- _Aim of the task_: Read the listing and extract each line that includes the word "accent".

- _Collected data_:
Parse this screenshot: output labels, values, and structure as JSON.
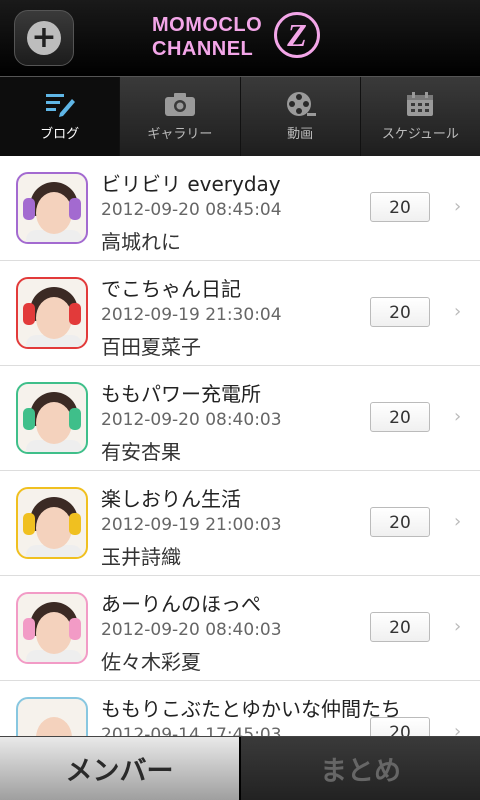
{
  "header": {
    "logo_line1": "MOMOCLO",
    "logo_line2": "CHANNEL",
    "logo_mark": "Z",
    "logo_color": "#f3a6e8",
    "add_icon": "plus-circle-icon"
  },
  "tabs": [
    {
      "label": "ブログ",
      "icon": "pencil-note-icon",
      "active": true
    },
    {
      "label": "ギャラリー",
      "icon": "camera-icon",
      "active": false
    },
    {
      "label": "動画",
      "icon": "film-reel-icon",
      "active": false
    },
    {
      "label": "スケジュール",
      "icon": "calendar-icon",
      "active": false
    }
  ],
  "posts": [
    {
      "title": "ビリビリ everyday",
      "date": "2012-09-20 08:45:04",
      "author": "高城れに",
      "count": "20",
      "accent": "#a36ad0"
    },
    {
      "title": "でこちゃん日記",
      "date": "2012-09-19 21:30:04",
      "author": "百田夏菜子",
      "count": "20",
      "accent": "#e23a3a"
    },
    {
      "title": "ももパワー充電所",
      "date": "2012-09-20 08:40:03",
      "author": "有安杏果",
      "count": "20",
      "accent": "#3fbf8a"
    },
    {
      "title": "楽しおりん生活",
      "date": "2012-09-19 21:00:03",
      "author": "玉井詩織",
      "count": "20",
      "accent": "#f0c020"
    },
    {
      "title": "あーりんのほっぺ",
      "date": "2012-09-20 08:40:03",
      "author": "佐々木彩夏",
      "count": "20",
      "accent": "#f29bc6"
    },
    {
      "title": "ももりこぶたとゆかいな仲間たち",
      "date": "2012-09-14 17:45:03",
      "author": "",
      "count": "20",
      "accent": "#88c7e0"
    }
  ],
  "bottom": {
    "members_label": "メンバー",
    "summary_label": "まとめ"
  }
}
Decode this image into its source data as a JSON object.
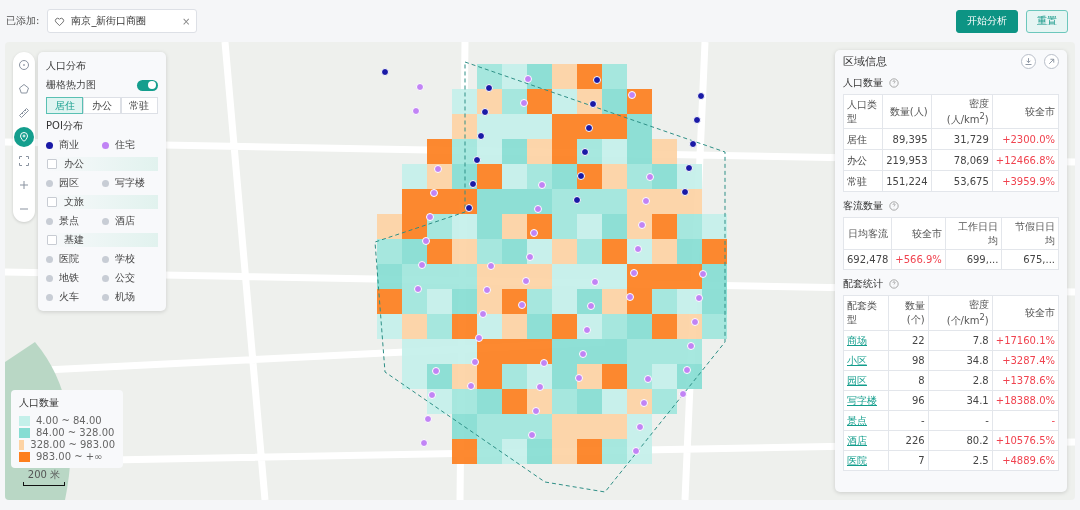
{
  "top_bar": {
    "label": "已添加:",
    "tag": {
      "text": "南京_新街口商圈",
      "close": "×"
    },
    "buttons": [
      {
        "label": "开始分析",
        "kind": "primary"
      },
      {
        "label": "重置",
        "kind": "secondary"
      }
    ]
  },
  "map_tools": [
    {
      "kind": "circle",
      "selected": false
    },
    {
      "kind": "pentagon",
      "selected": false
    },
    {
      "kind": "ruler",
      "selected": false
    },
    {
      "kind": "pin",
      "selected": true
    },
    {
      "kind": "fullscreen",
      "selected": false
    },
    {
      "kind": "zoom-in",
      "selected": false
    },
    {
      "kind": "zoom-out",
      "selected": false
    }
  ],
  "layer_panel": {
    "title": "人口分布",
    "heatmap": {
      "label": "栅格热力图",
      "on": true
    },
    "tabs": [
      {
        "label": "居住",
        "selected": true
      },
      {
        "label": "办公",
        "selected": false
      },
      {
        "label": "常驻",
        "selected": false
      }
    ],
    "poi_title": "POI分布",
    "poi_groups": [
      {
        "items": [
          {
            "label": "商业",
            "on": true,
            "color": "#1a1aa6"
          },
          {
            "label": "住宅",
            "on": true,
            "color": "#c184f5"
          }
        ]
      },
      {
        "label": "办公",
        "checked": false,
        "items": [
          {
            "label": "园区",
            "on": false
          },
          {
            "label": "写字楼",
            "on": false
          }
        ]
      },
      {
        "label": "文旅",
        "checked": false,
        "items": [
          {
            "label": "景点",
            "on": false
          },
          {
            "label": "酒店",
            "on": false
          }
        ]
      },
      {
        "label": "基建",
        "checked": false,
        "items": [
          {
            "label": "医院",
            "on": false
          },
          {
            "label": "学校",
            "on": false
          },
          {
            "label": "地铁",
            "on": false
          },
          {
            "label": "公交",
            "on": false
          },
          {
            "label": "火车",
            "on": false
          },
          {
            "label": "机场",
            "on": false
          }
        ]
      }
    ]
  },
  "legend": {
    "title": "人口数量",
    "items": [
      {
        "label": "4.00 ~ 84.00",
        "color": "#c4f0ea"
      },
      {
        "label": "84.00 ~ 328.00",
        "color": "#86ddd3"
      },
      {
        "label": "328.00 ~ 983.00",
        "color": "#fdd3a4"
      },
      {
        "label": "983.00 ~ +∞",
        "color": "#fd7f1e"
      }
    ]
  },
  "scale": "200 米",
  "info_panel": {
    "title": "区域信息",
    "sections": [
      {
        "title": "人口数量",
        "columns": [
          {
            "label": "人口类型",
            "kind": "text"
          },
          {
            "label": "数量(人)",
            "kind": "number"
          },
          {
            "label": "密度(人/km$^{2}$)",
            "kind": "number"
          },
          {
            "label": "较全市",
            "kind": "delta"
          }
        ],
        "rows": [
          [
            "居住",
            "89,395",
            "31,729",
            "+2300.0%"
          ],
          [
            "办公",
            "219,953",
            "78,069",
            "+12466.8%"
          ],
          [
            "常驻",
            "151,224",
            "53,675",
            "+3959.9%"
          ]
        ]
      },
      {
        "title": "客流数量",
        "columns": [
          {
            "label": "日均客流",
            "kind": "center"
          },
          {
            "label": "较全市",
            "kind": "delta"
          },
          {
            "label": "工作日日均",
            "kind": "number"
          },
          {
            "label": "节假日日均",
            "kind": "number"
          }
        ],
        "rows": [
          [
            "692,478",
            "+566.9%",
            "699,...",
            "675,..."
          ]
        ]
      },
      {
        "title": "配套统计",
        "columns": [
          {
            "label": "配套类型",
            "kind": "link"
          },
          {
            "label": "数量(个)",
            "kind": "number"
          },
          {
            "label": "密度(个/km$^{2}$)",
            "kind": "number"
          },
          {
            "label": "较全市",
            "kind": "delta"
          }
        ],
        "rows": [
          [
            "商场",
            "22",
            "7.8",
            "+17160.1%"
          ],
          [
            "小区",
            "98",
            "34.8",
            "+3287.4%"
          ],
          [
            "园区",
            "8",
            "2.8",
            "+1378.6%"
          ],
          [
            "写字楼",
            "96",
            "34.1",
            "+18388.0%"
          ],
          [
            "景点",
            "-",
            "-",
            "-"
          ],
          [
            "酒店",
            "226",
            "80.2",
            "+10576.5%"
          ],
          [
            "医院",
            "7",
            "2.5",
            "+4889.6%"
          ]
        ]
      }
    ]
  }
}
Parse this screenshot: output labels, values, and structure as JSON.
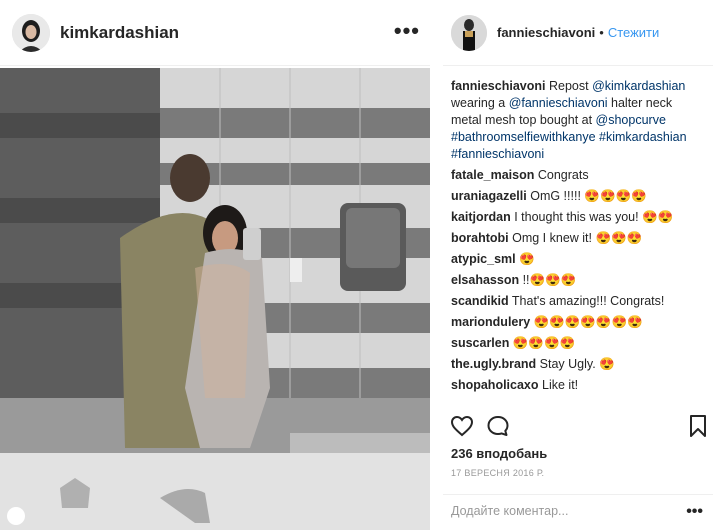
{
  "post": {
    "author": "kimkardashian",
    "more_icon": "•••",
    "photo_icon": "photo-image"
  },
  "sidebar": {
    "author": "fannieschiavoni",
    "bullet": "•",
    "follow_label": "Стежити"
  },
  "caption": {
    "user": "fannieschiavoni",
    "parts": [
      "Repost ",
      "@kimkardashian",
      " wearing a ",
      "@fannieschiavoni",
      " halter neck metal mesh top bought at ",
      "@shopcurve",
      " ",
      "#bathroomselfiewithkanye",
      " ",
      "#kimkardashian",
      " ",
      "#fannieschiavoni"
    ]
  },
  "comments": [
    {
      "user": "fatale_maison",
      "text": "Congrats"
    },
    {
      "user": "uraniagazelli",
      "text": "OmG !!!!! 😍😍😍😍"
    },
    {
      "user": "kaitjordan",
      "text": "I thought this was you! 😍😍"
    },
    {
      "user": "borahtobi",
      "text": "Omg I knew it! 😍😍😍"
    },
    {
      "user": "atypic_sml",
      "text": "😍"
    },
    {
      "user": "elsahasson",
      "text": "!!😍😍😍"
    },
    {
      "user": "scandikid",
      "text": "That's amazing!!! Congrats!"
    },
    {
      "user": "mariondulery",
      "text": "😍😍😍😍😍😍😍"
    },
    {
      "user": "suscarlen",
      "text": "😍😍😍😍"
    },
    {
      "user": "the.ugly.brand",
      "text": "Stay Ugly. 😍"
    },
    {
      "user": "shopaholicaxo",
      "text": "Like it!"
    }
  ],
  "likes": "236 вподобань",
  "date": "17 ВЕРЕСНЯ 2016 Р.",
  "comment_input": {
    "placeholder": "Додайте коментар..."
  },
  "comment_more_icon": "•••",
  "icons": {
    "like": "heart-icon",
    "comment": "comment-bubble-icon",
    "save": "bookmark-icon"
  },
  "colors": {
    "link": "#003569",
    "follow": "#3897f0",
    "date": "#999999"
  }
}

- _Task output_:
      "accent": "#a36ad0"
      "accent": "#e23a3a"
      "accent": "#3fbf8a"
      "accent": "#f0c020"
      "accent": "#f29bc6"
      "accent": "#88c7e0"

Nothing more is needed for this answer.